#### [TEXTE DE L'EXERCICE]
┏━━

L’un de nos arbres donne une grosse pommette rose qu’il faut s’empresser de cueillir aussitôt qu’on la sent mûre, pour la bonne raison qu’elle s’oxyde de l’intérieur, mais juste avant ce signe hâtif de vieillissement, quel délice. Les pommettes nous donne des gelées de fort bonne qualité . La plupart de nos fruits se prêtent à la congélation sous une forme quelconque. Les pommes d’été donnent des purées exquises. Hélas nous n’avons pas toujours le temps de préparer ainsi nos fruits pour nous aider à passer le prochain hiver.

Cet hiver est triste. Ce fut le cas cette année. Aucune pomme de magasin, si parfaite et savoureuse en apparence, ne nous a procuré un plaisir comparable à celui de nos pauvres fruits des étés. Je le déclare, tels du moins qu’ils parviennent dans nos régions, éloignées de Montréal et du Chili, ces produits des laboratoires sont des fruits embaumés et recouverts d’un enrobage qui conviendrait mieux aux voitures. Mieux vaudrait en faire des boules pour l’arbre de Noël. Et quand par miracle ils ont quelque chose qui rappelle le goût, on se demande, tant ce goût nous semble chimique, si c’est celui de la pomme ou celui d’un additif destiné à imiter le goût naturel.

┗━━

#### [LIGNES DE DONNÉES]
┏━━

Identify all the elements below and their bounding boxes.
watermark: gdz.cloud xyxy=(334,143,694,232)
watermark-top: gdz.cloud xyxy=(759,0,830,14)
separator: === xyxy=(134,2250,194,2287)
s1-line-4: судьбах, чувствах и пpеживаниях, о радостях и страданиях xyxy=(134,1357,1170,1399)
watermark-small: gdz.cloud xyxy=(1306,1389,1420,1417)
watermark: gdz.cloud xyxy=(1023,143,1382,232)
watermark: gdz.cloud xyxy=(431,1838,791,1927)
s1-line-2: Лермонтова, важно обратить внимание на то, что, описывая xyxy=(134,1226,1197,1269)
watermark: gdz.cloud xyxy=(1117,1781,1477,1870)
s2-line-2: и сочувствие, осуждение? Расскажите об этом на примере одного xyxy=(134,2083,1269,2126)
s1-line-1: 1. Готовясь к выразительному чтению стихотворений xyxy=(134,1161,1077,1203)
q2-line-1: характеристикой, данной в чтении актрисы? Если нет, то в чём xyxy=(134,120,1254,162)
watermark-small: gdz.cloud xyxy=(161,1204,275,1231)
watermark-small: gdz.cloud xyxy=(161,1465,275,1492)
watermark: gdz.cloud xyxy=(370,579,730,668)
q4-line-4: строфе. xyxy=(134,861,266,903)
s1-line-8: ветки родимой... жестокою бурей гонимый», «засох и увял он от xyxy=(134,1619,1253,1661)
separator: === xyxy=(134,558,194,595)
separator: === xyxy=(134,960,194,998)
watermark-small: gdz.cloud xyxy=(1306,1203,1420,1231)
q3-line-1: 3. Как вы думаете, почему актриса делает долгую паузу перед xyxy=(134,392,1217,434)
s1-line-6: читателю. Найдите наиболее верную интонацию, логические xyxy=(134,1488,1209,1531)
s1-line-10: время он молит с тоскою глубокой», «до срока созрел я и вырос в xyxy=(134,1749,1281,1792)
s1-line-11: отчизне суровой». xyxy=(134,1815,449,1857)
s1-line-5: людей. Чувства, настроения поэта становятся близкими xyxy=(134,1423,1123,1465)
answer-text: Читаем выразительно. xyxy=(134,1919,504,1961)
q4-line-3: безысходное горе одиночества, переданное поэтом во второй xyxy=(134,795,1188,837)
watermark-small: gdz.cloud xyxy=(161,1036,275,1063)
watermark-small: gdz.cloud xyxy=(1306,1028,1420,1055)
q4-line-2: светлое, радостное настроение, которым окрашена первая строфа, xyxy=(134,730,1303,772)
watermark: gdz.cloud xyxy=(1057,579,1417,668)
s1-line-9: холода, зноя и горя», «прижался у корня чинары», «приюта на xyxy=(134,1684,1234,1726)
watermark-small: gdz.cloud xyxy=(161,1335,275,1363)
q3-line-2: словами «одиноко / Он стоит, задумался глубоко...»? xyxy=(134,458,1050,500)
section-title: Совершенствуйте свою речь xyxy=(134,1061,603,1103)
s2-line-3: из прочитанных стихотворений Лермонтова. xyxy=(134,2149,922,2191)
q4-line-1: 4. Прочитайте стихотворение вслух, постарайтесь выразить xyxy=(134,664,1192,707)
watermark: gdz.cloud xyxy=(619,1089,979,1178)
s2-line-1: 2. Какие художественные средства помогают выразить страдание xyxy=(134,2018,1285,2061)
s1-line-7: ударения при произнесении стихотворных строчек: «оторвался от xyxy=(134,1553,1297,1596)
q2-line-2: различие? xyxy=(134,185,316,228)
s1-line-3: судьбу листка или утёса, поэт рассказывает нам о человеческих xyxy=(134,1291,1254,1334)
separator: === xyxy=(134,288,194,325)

┗━━

#### [CONSIGNES DE L'EXERCICE]
**1.** D'après le texte sur les pommes, pourquoi faut-il cueillir la grosse pommette rose dès qu'on la sent mûre ?
**2.** Recopiez le passage du texte sur les pommes qui va de « Cet hiver est » jusqu'à « le goût naturel. » inclus.

#### [CORRIGÉ DE L'EXERCICE]
**1.** Parce qu'elle s'oxyde de l'intérieur.

**2.**
Cet hiver est triste. Ce fut le cas cette année. Aucune pomme de magasin, si parfaite et savoureuse en apparence, ne nous a procuré un plaisir comparable à celui de nos pauvres fruits des étés. Je le déclare, tels du moins qu’ils parviennent dans nos régions, éloignées de Montréal et du Chili, ces produits des laboratoires sont des fruits embaumés et recouverts d’un enrobage qui conviendrait mieux aux voitures. Mieux vaudrait en faire des boules pour l’arbre de Noël. Et quand par miracle ils ont quelque chose qui rappelle le goût, on se demande, tant ce goût nous semble chimique, si c’est celui de la pomme ou celui d’un additif destiné à imiter le goût naturel.